_OBJECTIVE_
The entries below should be quoted exactly, with no pictures carried over.

== EXERCISE MATERIALS

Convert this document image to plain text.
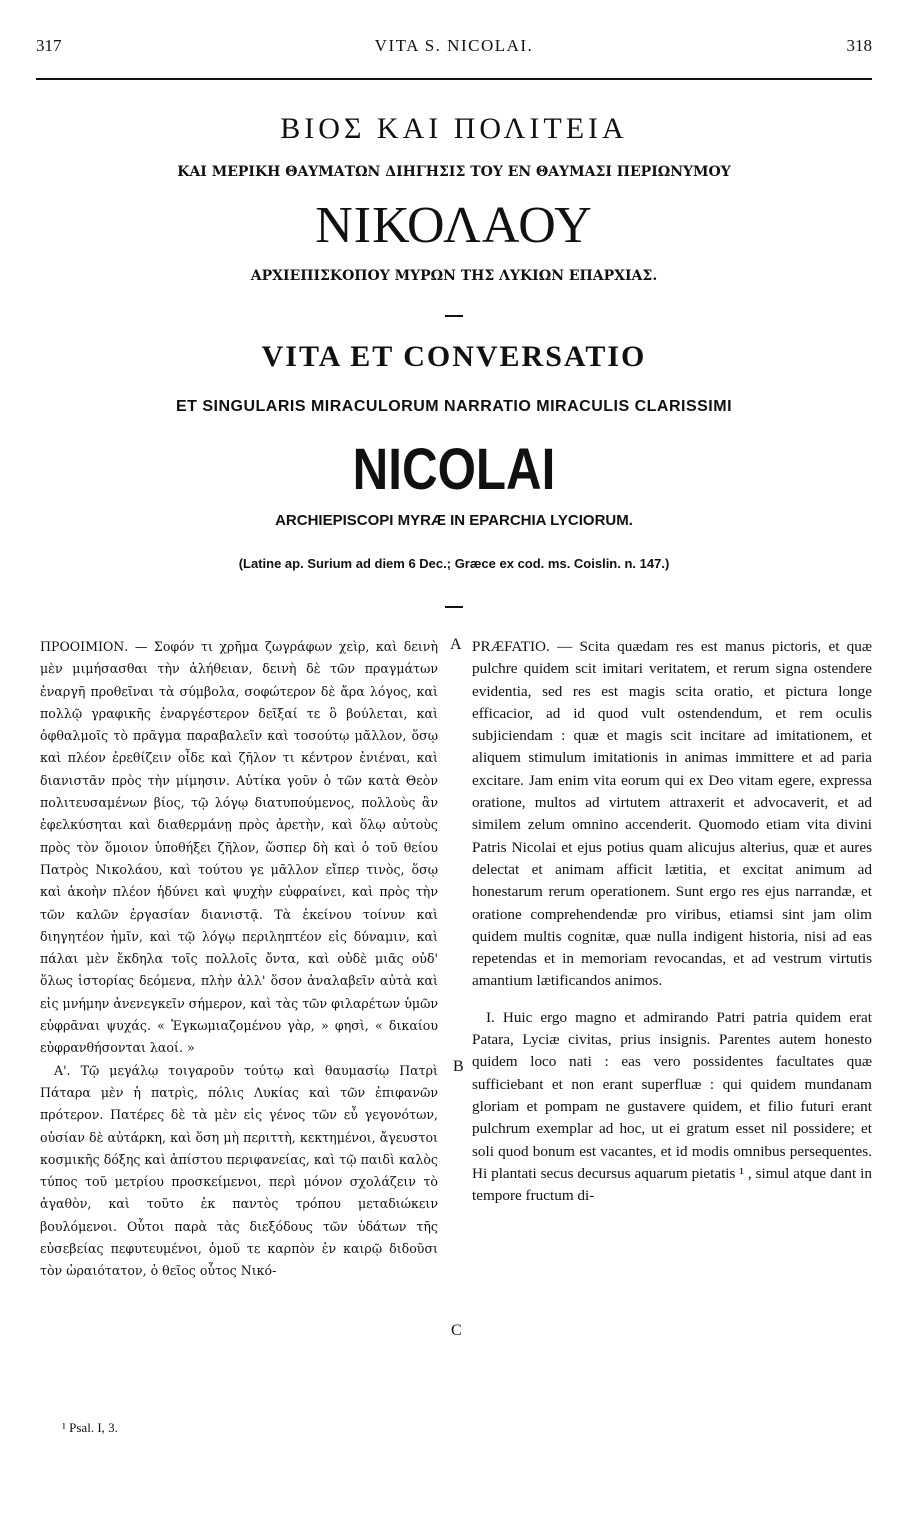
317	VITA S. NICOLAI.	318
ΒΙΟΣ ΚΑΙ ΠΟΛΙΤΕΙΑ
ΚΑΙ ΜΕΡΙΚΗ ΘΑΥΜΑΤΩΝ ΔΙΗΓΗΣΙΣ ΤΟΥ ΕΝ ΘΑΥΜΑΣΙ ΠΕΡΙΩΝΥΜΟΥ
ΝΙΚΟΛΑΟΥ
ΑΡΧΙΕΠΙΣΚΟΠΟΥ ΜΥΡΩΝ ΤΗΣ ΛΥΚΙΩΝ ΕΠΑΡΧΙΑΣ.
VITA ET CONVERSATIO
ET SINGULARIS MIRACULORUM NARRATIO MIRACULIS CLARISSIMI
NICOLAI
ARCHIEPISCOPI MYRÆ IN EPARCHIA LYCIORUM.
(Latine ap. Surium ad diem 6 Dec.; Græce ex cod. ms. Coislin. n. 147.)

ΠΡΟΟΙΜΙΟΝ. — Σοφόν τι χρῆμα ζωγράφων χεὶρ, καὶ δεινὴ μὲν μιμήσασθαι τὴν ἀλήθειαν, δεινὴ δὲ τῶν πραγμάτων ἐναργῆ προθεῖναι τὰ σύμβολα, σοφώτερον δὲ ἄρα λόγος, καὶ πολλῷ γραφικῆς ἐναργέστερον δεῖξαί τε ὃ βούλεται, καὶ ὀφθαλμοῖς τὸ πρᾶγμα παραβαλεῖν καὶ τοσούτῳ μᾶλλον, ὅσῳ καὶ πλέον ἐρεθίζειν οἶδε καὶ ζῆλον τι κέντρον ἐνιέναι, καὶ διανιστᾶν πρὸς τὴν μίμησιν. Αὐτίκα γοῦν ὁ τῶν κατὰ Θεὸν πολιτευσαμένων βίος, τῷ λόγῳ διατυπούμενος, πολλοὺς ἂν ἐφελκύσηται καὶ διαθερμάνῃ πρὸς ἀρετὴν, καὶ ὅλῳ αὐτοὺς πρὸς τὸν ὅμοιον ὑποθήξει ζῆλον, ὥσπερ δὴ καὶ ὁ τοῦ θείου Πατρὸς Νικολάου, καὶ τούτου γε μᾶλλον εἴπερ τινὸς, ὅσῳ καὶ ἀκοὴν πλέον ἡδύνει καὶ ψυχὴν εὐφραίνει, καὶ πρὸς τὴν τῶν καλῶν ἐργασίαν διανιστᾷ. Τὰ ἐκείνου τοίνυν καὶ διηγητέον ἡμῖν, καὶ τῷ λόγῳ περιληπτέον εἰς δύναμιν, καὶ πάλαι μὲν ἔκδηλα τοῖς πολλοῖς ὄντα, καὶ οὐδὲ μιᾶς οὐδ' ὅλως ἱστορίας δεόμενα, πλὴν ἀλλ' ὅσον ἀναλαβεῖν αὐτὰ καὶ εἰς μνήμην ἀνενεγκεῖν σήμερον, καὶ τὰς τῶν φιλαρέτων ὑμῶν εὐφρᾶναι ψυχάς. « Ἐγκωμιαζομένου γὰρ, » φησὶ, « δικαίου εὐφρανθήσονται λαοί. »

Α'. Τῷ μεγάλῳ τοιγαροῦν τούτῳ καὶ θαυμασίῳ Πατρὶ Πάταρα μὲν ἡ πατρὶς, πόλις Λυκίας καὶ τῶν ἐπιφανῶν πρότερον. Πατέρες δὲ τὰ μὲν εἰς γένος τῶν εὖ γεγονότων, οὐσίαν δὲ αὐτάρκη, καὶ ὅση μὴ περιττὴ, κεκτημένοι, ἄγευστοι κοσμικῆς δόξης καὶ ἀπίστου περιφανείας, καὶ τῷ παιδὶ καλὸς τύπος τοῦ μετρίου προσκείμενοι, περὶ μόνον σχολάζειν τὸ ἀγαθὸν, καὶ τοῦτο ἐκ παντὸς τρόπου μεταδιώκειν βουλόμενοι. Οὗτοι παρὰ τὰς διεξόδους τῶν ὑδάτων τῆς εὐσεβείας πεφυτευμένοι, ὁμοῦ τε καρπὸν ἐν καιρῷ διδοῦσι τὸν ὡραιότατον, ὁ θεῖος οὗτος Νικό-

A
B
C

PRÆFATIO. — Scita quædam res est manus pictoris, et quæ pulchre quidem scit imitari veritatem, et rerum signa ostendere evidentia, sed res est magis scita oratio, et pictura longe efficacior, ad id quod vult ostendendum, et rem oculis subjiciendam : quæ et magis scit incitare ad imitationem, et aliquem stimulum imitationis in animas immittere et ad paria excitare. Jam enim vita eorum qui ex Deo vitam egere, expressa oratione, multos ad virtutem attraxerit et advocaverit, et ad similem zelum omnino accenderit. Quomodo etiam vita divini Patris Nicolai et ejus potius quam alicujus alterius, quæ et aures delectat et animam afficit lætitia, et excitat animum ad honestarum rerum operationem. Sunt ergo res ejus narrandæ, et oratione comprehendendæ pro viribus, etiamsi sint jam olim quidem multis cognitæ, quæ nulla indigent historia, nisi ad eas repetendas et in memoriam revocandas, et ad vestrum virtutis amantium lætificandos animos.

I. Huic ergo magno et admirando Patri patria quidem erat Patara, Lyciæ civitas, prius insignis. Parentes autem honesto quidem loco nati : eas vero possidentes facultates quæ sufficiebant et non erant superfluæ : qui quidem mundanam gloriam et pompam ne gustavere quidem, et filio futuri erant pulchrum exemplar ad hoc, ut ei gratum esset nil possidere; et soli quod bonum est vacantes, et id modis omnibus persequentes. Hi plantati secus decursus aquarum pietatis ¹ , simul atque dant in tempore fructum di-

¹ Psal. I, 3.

====

_EXERCISE RESPONSE_
Convert this document image to plain text.
317	VITA S. NICOLAI.	318
ΒΙΟΣ ΚΑΙ ΠΟΛΙΤΕΙΑ
ΚΑΙ ΜΕΡΙΚΗ ΘΑΥΜΑΤΩΝ ΔΙΗΓΗΣΙΣ ΤΟΥ ΕΝ ΘΑΥΜΑΣΙ ΠΕΡΙΩΝΥΜΟΥ
ΝΙΚΟΛΑΟΥ
ΑΡΧΙΕΠΙΣΚΟΠΟΥ ΜΥΡΩΝ ΤΗΣ ΛΥΚΙΩΝ ΕΠΑΡΧΙΑΣ.
VITA ET CONVERSATIO
ET SINGULARIS MIRACULORUM NARRATIO MIRACULIS CLARISSIMI
NICOLAI
ARCHIEPISCOPI MYRÆ IN EPARCHIA LYCIORUM.
(Latine ap. Surium ad diem 6 Dec.; Græce ex cod. ms. Coislin. n. 147.)

ΠΡΟΟΙΜΙΟΝ. — Σοφόν τι χρῆμα ζωγράφων χεὶρ, καὶ δεινὴ μὲν μιμήσασθαι τὴν ἀλήθειαν, δεινὴ δὲ τῶν πραγμάτων ἐναργῆ προθεῖναι τὰ σύμβολα, σοφώτερον δὲ ἄρα λόγος, καὶ πολλῷ γραφικῆς ἐναργέστερον δεῖξαί τε ὃ βούλεται, καὶ ὀφθαλμοῖς τὸ πρᾶγμα παραβαλεῖν καὶ τοσούτῳ μᾶλλον, ὅσῳ καὶ πλέον ἐρεθίζειν οἶδε καὶ ζῆλον τι κέντρον ἐνιέναι, καὶ διανιστᾶν πρὸς τὴν μίμησιν. Αὐτίκα γοῦν ὁ τῶν κατὰ Θεὸν πολιτευσαμένων βίος, τῷ λόγῳ διατυπούμενος, πολλοὺς ἂν ἐφελκύσηται καὶ διαθερμάνῃ πρὸς ἀρετὴν, καὶ ὅλῳ αὐτοὺς πρὸς τὸν ὅμοιον ὑποθήξει ζῆλον, ὥσπερ δὴ καὶ ὁ τοῦ θείου Πατρὸς Νικολάου, καὶ τούτου γε μᾶλλον εἴπερ τινὸς, ὅσῳ καὶ ἀκοὴν πλέον ἡδύνει καὶ ψυχὴν εὐφραίνει, καὶ πρὸς τὴν τῶν καλῶν ἐργασίαν διανιστᾷ. Τὰ ἐκείνου τοίνυν καὶ διηγητέον ἡμῖν, καὶ τῷ λόγῳ περιληπτέον εἰς δύναμιν, καὶ πάλαι μὲν ἔκδηλα τοῖς πολλοῖς ὄντα, καὶ οὐδὲ μιᾶς οὐδ' ὅλως ἱστορίας δεόμενα, πλὴν ἀλλ' ὅσον ἀναλαβεῖν αὐτὰ καὶ εἰς μνήμην ἀνενεγκεῖν σήμερον, καὶ τὰς τῶν φιλαρέτων ὑμῶν εὐφρᾶναι ψυχάς. « Ἐγκωμιαζομένου γὰρ, » φησὶ, « δικαίου εὐφρανθήσονται λαοί. »

Α'. Τῷ μεγάλῳ τοιγαροῦν τούτῳ καὶ θαυμασίῳ Πατρὶ Πάταρα μὲν ἡ πατρὶς, πόλις Λυκίας καὶ τῶν ἐπιφανῶν πρότερον. Πατέρες δὲ τὰ μὲν εἰς γένος τῶν εὖ γεγονότων, οὐσίαν δὲ αὐτάρκη, καὶ ὅση μὴ περιττὴ, κεκτημένοι, ἄγευστοι κοσμικῆς δόξης καὶ ἀπίστου περιφανείας, καὶ τῷ παιδὶ καλὸς τύπος τοῦ μετρίου προσκείμενοι, περὶ μόνον σχολάζειν τὸ ἀγαθὸν, καὶ τοῦτο ἐκ παντὸς τρόπου μεταδιώκειν βουλόμενοι. Οὗτοι παρὰ τὰς διεξόδους τῶν ὑδάτων τῆς εὐσεβείας πεφυτευμένοι, ὁμοῦ τε καρπὸν ἐν καιρῷ διδοῦσι τὸν ὡραιότατον, ὁ θεῖος οὗτος Νικό-

A
B
C

PRÆFATIO. — Scita quædam res est manus pictoris, et quæ pulchre quidem scit imitari veritatem, et rerum signa ostendere evidentia, sed res est magis scita oratio, et pictura longe efficacior, ad id quod vult ostendendum, et rem oculis subjiciendam : quæ et magis scit incitare ad imitationem, et aliquem stimulum imitationis in animas immittere et ad paria excitare. Jam enim vita eorum qui ex Deo vitam egere, expressa oratione, multos ad virtutem attraxerit et advocaverit, et ad similem zelum omnino accenderit. Quomodo etiam vita divini Patris Nicolai et ejus potius quam alicujus alterius, quæ et aures delectat et animam afficit lætitia, et excitat animum ad honestarum rerum operationem. Sunt ergo res ejus narrandæ, et oratione comprehendendæ pro viribus, etiamsi sint jam olim quidem multis cognitæ, quæ nulla indigent historia, nisi ad eas repetendas et in memoriam revocandas, et ad vestrum virtutis amantium lætificandos animos.

I. Huic ergo magno et admirando Patri patria quidem erat Patara, Lyciæ civitas, prius insignis. Parentes autem honesto quidem loco nati : eas vero possidentes facultates quæ sufficiebant et non erant superfluæ : qui quidem mundanam gloriam et pompam ne gustavere quidem, et filio futuri erant pulchrum exemplar ad hoc, ut ei gratum esset nil possidere; et soli quod bonum est vacantes, et id modis omnibus persequentes. Hi plantati secus decursus aquarum pietatis ¹ , simul atque dant in tempore fructum di-

¹ Psal. I, 3.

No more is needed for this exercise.